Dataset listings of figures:
● ● ● ●
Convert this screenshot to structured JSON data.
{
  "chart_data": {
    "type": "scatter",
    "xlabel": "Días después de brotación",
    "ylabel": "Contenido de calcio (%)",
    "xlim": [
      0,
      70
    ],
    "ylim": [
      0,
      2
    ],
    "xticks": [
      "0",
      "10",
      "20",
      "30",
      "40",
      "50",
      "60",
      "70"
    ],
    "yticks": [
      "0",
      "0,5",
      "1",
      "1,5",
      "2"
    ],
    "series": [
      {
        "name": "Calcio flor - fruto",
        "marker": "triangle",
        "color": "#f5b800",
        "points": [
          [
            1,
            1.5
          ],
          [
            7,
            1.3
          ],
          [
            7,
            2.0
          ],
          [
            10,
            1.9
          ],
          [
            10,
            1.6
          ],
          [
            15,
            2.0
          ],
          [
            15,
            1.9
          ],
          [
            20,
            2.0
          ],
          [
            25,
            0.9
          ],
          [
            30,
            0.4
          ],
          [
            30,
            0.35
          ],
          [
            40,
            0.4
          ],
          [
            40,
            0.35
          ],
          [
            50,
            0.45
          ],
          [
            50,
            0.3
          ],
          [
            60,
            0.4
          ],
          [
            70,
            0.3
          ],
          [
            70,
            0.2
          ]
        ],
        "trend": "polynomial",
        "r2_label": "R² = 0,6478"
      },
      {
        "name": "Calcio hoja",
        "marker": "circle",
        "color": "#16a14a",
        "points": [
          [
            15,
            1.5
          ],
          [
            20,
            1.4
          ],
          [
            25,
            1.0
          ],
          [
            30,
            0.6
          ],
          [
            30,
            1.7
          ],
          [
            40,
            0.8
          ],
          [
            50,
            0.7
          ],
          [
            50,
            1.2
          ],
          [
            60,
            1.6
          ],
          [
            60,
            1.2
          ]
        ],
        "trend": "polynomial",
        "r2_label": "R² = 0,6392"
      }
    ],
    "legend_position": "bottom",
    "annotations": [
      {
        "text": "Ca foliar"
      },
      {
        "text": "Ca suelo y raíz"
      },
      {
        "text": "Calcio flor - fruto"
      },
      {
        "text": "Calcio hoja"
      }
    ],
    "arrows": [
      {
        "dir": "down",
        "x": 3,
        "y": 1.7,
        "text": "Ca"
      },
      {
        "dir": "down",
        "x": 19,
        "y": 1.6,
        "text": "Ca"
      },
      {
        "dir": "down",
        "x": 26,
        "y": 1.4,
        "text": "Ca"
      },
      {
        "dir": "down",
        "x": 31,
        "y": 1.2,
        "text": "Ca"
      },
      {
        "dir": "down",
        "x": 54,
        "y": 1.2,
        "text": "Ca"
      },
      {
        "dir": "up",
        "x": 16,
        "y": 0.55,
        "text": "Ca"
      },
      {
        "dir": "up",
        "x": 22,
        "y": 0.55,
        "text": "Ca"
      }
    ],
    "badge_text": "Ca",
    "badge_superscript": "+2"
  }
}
● ● ● ●
- [EXERCISE DESCRIPTION] From the first line to the last, please quote the material above exactly.

- [WRITTEN REPLY]
Convert this screenshot to structured JSON data.
{
  "chart_data": {
    "type": "scatter",
    "xlabel": "Días después de brotación",
    "ylabel": "Contenido de calcio (%)",
    "xlim": [
      0,
      70
    ],
    "ylim": [
      0,
      2
    ],
    "xticks": [
      "0",
      "10",
      "20",
      "30",
      "40",
      "50",
      "60",
      "70"
    ],
    "yticks": [
      "0",
      "0,5",
      "1",
      "1,5",
      "2"
    ],
    "series": [
      {
        "name": "Calcio flor - fruto",
        "marker": "triangle",
        "color": "#f5b800",
        "points": [
          [
            1,
            1.5
          ],
          [
            7,
            1.3
          ],
          [
            7,
            2.0
          ],
          [
            10,
            1.9
          ],
          [
            10,
            1.6
          ],
          [
            15,
            2.0
          ],
          [
            15,
            1.9
          ],
          [
            20,
            2.0
          ],
          [
            25,
            0.9
          ],
          [
            30,
            0.4
          ],
          [
            30,
            0.35
          ],
          [
            40,
            0.4
          ],
          [
            40,
            0.35
          ],
          [
            50,
            0.45
          ],
          [
            50,
            0.3
          ],
          [
            60,
            0.4
          ],
          [
            70,
            0.3
          ],
          [
            70,
            0.2
          ]
        ],
        "trend": "polynomial",
        "r2_label": "R² = 0,6478"
      },
      {
        "name": "Calcio hoja",
        "marker": "circle",
        "color": "#16a14a",
        "points": [
          [
            15,
            1.5
          ],
          [
            20,
            1.4
          ],
          [
            25,
            1.0
          ],
          [
            30,
            0.6
          ],
          [
            30,
            1.7
          ],
          [
            40,
            0.8
          ],
          [
            50,
            0.7
          ],
          [
            50,
            1.2
          ],
          [
            60,
            1.6
          ],
          [
            60,
            1.2
          ]
        ],
        "trend": "polynomial",
        "r2_label": "R² = 0,6392"
      }
    ],
    "legend_position": "bottom",
    "annotations": [
      {
        "text": "Ca foliar"
      },
      {
        "text": "Ca suelo y raíz"
      },
      {
        "text": "Calcio flor - fruto"
      },
      {
        "text": "Calcio hoja"
      }
    ],
    "arrows": [
      {
        "dir": "down",
        "x": 3,
        "y": 1.7,
        "text": "Ca"
      },
      {
        "dir": "down",
        "x": 19,
        "y": 1.6,
        "text": "Ca"
      },
      {
        "dir": "down",
        "x": 26,
        "y": 1.4,
        "text": "Ca"
      },
      {
        "dir": "down",
        "x": 31,
        "y": 1.2,
        "text": "Ca"
      },
      {
        "dir": "down",
        "x": 54,
        "y": 1.2,
        "text": "Ca"
      },
      {
        "dir": "up",
        "x": 16,
        "y": 0.55,
        "text": "Ca"
      },
      {
        "dir": "up",
        "x": 22,
        "y": 0.55,
        "text": "Ca"
      }
    ],
    "badge_text": "Ca",
    "badge_superscript": "+2"
  }
}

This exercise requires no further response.